GIVEN EXERCISE: Scan the entries below and count the lines holding the string "category". Supply only the number.

****

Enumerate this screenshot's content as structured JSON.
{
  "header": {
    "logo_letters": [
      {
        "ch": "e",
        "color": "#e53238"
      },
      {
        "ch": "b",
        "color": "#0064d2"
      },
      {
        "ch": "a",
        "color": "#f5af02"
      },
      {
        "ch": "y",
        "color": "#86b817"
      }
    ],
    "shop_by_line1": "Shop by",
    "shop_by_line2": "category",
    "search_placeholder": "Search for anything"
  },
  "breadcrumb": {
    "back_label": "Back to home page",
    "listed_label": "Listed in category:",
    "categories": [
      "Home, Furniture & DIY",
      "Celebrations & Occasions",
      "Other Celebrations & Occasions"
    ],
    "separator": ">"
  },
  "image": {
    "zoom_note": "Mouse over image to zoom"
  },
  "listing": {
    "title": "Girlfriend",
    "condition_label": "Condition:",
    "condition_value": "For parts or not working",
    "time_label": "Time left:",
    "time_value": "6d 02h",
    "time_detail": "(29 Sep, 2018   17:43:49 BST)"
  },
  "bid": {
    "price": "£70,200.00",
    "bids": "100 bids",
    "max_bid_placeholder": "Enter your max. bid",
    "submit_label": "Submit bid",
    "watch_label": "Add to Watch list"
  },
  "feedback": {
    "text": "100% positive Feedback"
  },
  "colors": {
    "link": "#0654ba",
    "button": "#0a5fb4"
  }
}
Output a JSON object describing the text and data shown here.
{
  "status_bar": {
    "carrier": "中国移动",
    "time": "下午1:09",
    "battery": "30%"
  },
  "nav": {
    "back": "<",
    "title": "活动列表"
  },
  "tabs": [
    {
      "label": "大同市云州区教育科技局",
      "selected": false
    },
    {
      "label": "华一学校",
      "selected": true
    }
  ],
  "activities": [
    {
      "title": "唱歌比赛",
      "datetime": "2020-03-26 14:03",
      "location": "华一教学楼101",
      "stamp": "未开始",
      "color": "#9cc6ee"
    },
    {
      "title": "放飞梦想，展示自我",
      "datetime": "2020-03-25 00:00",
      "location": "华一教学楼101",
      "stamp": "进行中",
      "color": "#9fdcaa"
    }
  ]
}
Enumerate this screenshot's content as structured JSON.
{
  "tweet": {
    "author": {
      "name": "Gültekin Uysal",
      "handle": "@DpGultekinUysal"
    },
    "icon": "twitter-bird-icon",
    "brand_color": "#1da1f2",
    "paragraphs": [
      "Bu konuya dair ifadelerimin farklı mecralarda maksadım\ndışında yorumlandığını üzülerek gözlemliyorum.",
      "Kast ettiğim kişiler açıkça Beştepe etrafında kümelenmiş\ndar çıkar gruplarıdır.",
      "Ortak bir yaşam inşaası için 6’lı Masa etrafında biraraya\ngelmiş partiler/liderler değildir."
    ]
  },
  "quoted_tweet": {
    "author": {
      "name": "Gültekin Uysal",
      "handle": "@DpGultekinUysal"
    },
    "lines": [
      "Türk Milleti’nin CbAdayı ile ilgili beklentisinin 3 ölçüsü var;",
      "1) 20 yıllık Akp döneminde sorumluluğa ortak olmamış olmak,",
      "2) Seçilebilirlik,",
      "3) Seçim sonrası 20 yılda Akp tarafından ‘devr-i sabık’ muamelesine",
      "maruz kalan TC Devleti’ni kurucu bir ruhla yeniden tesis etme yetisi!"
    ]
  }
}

****

EXPECTED OUTPUT: 2